> _The exercise_
How many lines of these entries hold the string "houses"? Answer with the number alone.

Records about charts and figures

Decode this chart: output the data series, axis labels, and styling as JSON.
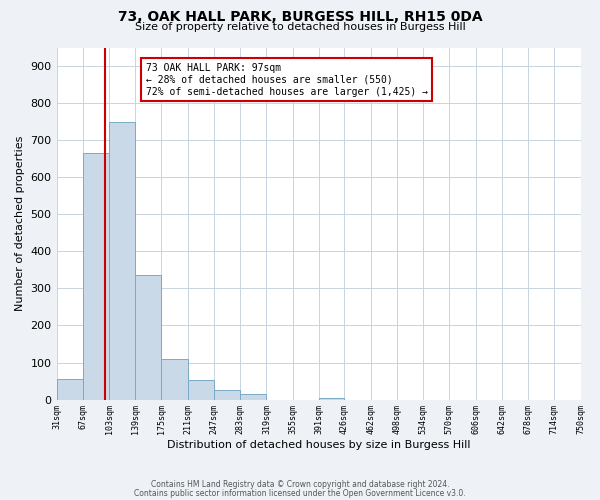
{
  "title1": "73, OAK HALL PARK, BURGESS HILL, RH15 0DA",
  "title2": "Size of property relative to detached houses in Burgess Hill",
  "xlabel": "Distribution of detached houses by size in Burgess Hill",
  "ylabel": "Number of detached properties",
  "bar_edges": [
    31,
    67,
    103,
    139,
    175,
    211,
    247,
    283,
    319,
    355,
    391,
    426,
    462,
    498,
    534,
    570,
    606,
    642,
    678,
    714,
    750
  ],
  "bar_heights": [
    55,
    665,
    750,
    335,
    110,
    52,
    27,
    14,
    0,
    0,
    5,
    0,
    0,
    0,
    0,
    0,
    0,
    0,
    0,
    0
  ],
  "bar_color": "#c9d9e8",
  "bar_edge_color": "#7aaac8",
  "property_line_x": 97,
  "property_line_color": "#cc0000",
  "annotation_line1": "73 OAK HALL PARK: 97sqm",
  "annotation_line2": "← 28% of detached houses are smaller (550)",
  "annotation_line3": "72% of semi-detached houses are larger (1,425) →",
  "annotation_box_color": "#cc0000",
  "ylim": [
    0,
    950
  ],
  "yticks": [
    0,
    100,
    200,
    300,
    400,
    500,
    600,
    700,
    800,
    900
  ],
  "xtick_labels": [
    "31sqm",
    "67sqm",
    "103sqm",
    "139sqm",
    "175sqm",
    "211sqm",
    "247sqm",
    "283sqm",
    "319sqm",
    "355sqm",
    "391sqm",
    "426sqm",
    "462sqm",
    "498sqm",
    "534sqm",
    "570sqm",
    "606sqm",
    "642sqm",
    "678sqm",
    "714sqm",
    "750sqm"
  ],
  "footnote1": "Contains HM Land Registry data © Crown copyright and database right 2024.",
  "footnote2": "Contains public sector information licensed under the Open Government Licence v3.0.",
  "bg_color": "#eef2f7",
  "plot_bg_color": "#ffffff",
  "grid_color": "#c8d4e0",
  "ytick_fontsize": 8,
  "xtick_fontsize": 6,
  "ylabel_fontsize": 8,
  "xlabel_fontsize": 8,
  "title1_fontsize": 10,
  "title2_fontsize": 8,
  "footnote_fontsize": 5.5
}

==

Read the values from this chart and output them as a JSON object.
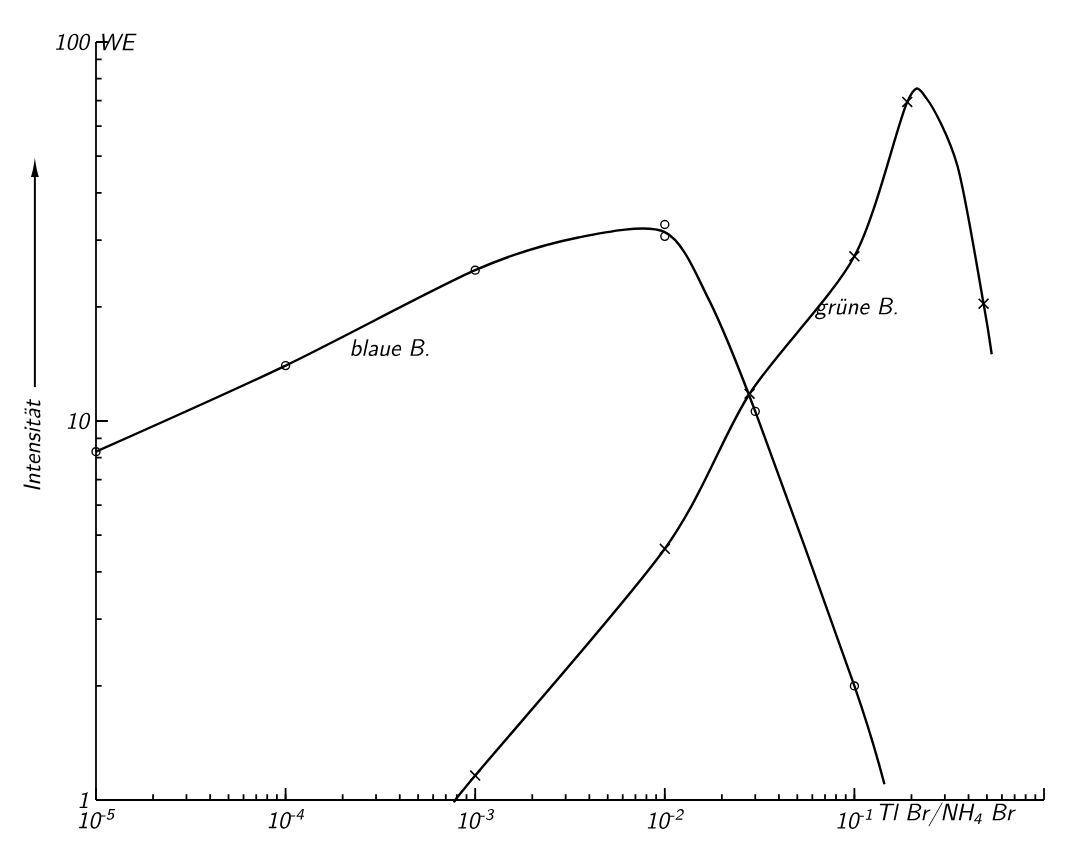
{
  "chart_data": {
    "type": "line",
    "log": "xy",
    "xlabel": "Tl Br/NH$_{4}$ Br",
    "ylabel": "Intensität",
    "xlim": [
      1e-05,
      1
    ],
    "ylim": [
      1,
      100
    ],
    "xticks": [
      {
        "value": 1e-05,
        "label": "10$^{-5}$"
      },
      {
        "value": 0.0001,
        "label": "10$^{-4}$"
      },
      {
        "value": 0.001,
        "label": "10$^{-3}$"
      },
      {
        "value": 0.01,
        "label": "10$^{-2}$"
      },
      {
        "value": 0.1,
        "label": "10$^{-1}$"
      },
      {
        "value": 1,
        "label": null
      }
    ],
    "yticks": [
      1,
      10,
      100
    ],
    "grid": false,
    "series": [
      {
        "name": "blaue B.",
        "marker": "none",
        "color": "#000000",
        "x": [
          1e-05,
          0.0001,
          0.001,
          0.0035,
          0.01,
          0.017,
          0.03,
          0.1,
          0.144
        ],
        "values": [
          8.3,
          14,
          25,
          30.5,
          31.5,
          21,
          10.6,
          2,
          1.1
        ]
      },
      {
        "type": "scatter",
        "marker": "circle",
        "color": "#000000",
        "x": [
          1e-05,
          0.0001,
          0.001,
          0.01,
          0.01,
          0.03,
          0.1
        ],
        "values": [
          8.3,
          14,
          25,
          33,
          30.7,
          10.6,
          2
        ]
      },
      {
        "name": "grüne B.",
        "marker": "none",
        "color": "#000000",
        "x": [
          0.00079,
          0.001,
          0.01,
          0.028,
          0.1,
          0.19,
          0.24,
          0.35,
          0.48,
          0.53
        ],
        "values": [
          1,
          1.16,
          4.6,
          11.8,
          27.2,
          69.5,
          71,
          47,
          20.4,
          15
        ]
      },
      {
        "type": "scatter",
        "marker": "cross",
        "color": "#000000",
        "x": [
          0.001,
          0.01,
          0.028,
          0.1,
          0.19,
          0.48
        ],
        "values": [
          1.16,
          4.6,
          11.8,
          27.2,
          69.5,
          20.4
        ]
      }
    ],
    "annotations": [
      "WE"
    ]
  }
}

> _Result below_
4